#### [What to work on]
1. In the passage about Richard's year of work and travel, whose home were they visiting when they learned that Edward had fallen seriously ill?
2. Decide whether each statement agrees with the passage about Richard's year of work and travel, and quote the words that settle it: (a) They sailed for Gibraltar late in April. (b) Richard was to report coronation ceremonies in Paris. (c) Their winter visitors came from Boston.
3. Resume the passage about Richard's year of work and travel, and continue it from its last line.

#### [Selected passage]
■ ■ ■ ■

During this year Richard accomplished a great deal of work and lived an ideal existence.

In the summer months there were golf and tennis and an army of visitors, and during the winter many of their friends came from New York to enjoy a most charming hospitality and the best of duck shooting and all kinds of winter sports.
Late in April, they sailed for Gibraltar on their way to Madrid, where Richard was to report the coronation ceremonies, and from Madrid they went to Paris and then to London to see the coronation of King Edward.
It was while on a visit to the Rudyard Kiplings that they heard the news that Edward had been suddenly stricken with a serious illness and that the ceremony had been postponed.
11, St.James's Place, St.James's Street, S.W.
London.
June, 1902.

■ ■ ■ ■

#### [Supplied records]

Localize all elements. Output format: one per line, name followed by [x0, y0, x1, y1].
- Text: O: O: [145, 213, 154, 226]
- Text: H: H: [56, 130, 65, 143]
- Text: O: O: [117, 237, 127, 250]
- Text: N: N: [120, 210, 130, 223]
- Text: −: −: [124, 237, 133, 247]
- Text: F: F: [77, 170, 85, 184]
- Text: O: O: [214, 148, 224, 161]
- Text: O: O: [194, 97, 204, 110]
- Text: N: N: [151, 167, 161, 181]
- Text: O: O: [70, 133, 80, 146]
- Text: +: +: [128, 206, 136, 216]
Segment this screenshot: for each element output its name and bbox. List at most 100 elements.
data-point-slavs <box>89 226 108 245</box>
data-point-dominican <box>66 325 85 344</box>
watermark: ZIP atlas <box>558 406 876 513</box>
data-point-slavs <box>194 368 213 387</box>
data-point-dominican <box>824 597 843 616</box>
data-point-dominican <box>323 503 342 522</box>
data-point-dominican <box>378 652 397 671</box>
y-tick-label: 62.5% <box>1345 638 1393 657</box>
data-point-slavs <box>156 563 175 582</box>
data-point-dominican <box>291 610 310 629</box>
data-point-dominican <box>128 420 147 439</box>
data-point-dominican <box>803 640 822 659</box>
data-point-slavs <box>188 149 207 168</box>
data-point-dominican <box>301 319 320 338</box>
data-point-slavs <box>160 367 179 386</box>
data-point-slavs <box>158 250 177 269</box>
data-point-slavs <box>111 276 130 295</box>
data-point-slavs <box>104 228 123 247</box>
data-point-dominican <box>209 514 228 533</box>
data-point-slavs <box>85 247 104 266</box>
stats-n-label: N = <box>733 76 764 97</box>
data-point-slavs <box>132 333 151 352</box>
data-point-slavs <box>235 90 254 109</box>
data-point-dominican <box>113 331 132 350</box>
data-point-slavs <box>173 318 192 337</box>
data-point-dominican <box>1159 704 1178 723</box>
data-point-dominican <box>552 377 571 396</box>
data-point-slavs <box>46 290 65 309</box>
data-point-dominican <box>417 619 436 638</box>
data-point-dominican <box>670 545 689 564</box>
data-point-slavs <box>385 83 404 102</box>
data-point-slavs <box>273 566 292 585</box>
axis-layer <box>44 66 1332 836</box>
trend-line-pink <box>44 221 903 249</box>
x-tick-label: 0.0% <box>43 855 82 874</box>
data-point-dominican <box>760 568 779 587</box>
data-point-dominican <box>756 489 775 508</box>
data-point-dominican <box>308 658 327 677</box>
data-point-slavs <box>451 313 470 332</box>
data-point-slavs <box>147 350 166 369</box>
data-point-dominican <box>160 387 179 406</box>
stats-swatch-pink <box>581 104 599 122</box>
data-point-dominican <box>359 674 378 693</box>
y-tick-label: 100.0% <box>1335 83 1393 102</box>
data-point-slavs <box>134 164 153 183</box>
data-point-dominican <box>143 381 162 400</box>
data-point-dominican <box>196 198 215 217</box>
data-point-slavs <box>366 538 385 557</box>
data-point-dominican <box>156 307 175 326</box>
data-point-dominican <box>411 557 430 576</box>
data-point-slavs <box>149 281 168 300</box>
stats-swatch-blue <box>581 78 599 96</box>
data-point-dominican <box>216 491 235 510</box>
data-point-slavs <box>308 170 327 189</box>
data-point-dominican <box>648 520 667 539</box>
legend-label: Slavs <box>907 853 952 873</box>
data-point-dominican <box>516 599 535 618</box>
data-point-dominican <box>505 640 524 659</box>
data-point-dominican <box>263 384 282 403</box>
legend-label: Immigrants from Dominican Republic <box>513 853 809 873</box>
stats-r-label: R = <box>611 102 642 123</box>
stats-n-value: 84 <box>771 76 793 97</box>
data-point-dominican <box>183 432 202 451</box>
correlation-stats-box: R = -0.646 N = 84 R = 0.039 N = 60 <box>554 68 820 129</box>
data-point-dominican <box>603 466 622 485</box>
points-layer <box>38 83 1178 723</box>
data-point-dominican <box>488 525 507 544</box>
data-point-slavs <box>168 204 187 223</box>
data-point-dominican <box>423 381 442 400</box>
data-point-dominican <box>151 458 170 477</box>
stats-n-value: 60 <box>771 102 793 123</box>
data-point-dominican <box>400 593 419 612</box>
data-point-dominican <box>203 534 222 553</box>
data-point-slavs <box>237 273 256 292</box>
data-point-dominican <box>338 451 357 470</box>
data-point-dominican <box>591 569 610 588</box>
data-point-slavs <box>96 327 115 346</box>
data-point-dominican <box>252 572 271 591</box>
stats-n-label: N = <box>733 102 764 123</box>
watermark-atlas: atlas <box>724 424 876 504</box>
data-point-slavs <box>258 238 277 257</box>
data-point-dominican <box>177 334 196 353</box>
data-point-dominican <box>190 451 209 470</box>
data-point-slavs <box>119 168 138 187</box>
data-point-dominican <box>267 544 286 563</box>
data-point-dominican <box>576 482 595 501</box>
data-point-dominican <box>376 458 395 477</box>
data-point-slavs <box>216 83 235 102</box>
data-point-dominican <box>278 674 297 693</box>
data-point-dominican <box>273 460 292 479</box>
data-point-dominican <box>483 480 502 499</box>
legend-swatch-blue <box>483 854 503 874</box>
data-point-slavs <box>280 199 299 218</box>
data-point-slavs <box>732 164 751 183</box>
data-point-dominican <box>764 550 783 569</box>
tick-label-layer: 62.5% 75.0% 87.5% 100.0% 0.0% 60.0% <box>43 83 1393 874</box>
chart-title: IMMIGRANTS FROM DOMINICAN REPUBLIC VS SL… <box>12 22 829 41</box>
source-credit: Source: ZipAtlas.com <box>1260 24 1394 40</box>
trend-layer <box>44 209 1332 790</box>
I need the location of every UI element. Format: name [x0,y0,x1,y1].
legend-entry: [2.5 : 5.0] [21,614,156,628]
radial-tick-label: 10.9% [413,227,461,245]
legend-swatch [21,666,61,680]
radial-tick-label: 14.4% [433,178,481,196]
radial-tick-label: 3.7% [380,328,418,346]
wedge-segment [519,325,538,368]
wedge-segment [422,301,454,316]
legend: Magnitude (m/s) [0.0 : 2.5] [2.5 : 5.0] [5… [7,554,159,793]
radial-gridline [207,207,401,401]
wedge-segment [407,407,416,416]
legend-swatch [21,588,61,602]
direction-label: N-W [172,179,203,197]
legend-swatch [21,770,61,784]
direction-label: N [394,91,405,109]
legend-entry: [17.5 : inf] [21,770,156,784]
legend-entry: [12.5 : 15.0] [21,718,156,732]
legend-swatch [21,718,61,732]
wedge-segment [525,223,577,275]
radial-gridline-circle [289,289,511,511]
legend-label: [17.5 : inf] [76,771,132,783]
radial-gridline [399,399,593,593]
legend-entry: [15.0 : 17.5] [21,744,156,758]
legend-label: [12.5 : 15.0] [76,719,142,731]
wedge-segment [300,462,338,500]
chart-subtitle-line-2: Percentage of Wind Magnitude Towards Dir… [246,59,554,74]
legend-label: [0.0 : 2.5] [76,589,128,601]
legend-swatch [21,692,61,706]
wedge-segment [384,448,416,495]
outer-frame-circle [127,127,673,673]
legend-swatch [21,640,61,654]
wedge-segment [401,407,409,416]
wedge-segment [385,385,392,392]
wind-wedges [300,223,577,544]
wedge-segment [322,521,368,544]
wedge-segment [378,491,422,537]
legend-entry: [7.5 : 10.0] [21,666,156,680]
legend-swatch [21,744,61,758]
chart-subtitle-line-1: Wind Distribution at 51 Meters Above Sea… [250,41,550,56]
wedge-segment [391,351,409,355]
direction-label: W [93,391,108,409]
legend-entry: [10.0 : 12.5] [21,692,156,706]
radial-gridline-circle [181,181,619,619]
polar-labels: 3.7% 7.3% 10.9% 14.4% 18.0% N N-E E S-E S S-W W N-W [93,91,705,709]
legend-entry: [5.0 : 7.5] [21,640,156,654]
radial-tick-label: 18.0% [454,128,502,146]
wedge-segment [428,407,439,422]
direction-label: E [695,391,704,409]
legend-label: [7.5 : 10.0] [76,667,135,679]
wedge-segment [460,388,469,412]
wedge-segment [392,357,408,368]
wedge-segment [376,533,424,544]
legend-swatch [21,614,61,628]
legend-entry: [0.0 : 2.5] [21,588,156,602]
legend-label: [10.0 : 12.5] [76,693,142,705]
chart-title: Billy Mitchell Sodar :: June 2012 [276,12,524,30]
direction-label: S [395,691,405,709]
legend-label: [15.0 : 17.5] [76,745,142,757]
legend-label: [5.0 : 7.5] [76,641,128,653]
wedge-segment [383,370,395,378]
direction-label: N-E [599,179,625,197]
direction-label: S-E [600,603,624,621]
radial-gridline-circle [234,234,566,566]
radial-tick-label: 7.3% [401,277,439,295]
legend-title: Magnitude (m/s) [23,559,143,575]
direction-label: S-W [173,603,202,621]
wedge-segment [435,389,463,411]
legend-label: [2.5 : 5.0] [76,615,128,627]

■ ■ ■ ■

#### [Task responses]
1. They were visiting the Rudyard Kiplings.

2.
(a) Yes: "Late in April, they sailed for Gibraltar on their way to Madrid."
(b) No: "on their way to Madrid, where Richard was to report the coronation ceremonies."
(c) No: "many of their friends came from New York."

3.
DEAR MOTHER:-- This is only to say that at the Kipling's we heard the news, and being two newspaper men, refused to believe it and went to the postoffice of the little village to call up Brighton on the 'phone.

It was very dramatic, the real laureate of the British Empire asking if the King were really in such danger that he could not be crowned, while the small boy in charge of the grocery shop, where the postoffice was, wept with his elbows on the counter.

They sent me my ticket--unasked--for the Abbey, early this morning, and while I was undecided whether to keep it--or send it back, this came.